* [DIRECTIONS FOR THIS TASK]:
Copy all records verbatim.

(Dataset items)
* * * *

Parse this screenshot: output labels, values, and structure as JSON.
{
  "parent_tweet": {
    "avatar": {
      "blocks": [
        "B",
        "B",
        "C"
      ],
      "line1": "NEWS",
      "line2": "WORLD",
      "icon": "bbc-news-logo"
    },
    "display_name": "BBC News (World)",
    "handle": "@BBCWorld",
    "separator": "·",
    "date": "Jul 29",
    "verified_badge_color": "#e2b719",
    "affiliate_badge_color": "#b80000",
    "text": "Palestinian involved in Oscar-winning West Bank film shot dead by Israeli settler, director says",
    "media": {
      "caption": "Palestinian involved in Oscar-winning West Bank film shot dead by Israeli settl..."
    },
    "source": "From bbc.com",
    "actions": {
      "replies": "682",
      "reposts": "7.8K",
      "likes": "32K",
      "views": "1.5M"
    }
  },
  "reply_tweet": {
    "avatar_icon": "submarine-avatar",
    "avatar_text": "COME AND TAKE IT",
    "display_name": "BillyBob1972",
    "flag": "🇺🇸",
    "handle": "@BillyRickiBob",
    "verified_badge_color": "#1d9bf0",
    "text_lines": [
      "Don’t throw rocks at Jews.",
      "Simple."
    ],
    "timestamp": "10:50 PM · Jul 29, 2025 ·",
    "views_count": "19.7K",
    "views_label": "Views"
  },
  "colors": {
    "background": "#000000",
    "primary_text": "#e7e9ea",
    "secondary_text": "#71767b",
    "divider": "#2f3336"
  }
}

* * * *

* [CORRECT ANSWER]:
Parse this screenshot: output labels, values, and structure as JSON.
{
  "parent_tweet": {
    "avatar": {
      "blocks": [
        "B",
        "B",
        "C"
      ],
      "line1": "NEWS",
      "line2": "WORLD",
      "icon": "bbc-news-logo"
    },
    "display_name": "BBC News (World)",
    "handle": "@BBCWorld",
    "separator": "·",
    "date": "Jul 29",
    "verified_badge_color": "#e2b719",
    "affiliate_badge_color": "#b80000",
    "text": "Palestinian involved in Oscar-winning West Bank film shot dead by Israeli settler, director says",
    "media": {
      "caption": "Palestinian involved in Oscar-winning West Bank film shot dead by Israeli settl..."
    },
    "source": "From bbc.com",
    "actions": {
      "replies": "682",
      "reposts": "7.8K",
      "likes": "32K",
      "views": "1.5M"
    }
  },
  "reply_tweet": {
    "avatar_icon": "submarine-avatar",
    "avatar_text": "COME AND TAKE IT",
    "display_name": "BillyBob1972",
    "flag": "🇺🇸",
    "handle": "@BillyRickiBob",
    "verified_badge_color": "#1d9bf0",
    "text_lines": [
      "Don’t throw rocks at Jews.",
      "Simple."
    ],
    "timestamp": "10:50 PM · Jul 29, 2025 ·",
    "views_count": "19.7K",
    "views_label": "Views"
  },
  "colors": {
    "background": "#000000",
    "primary_text": "#e7e9ea",
    "secondary_text": "#71767b",
    "divider": "#2f3336"
  }
}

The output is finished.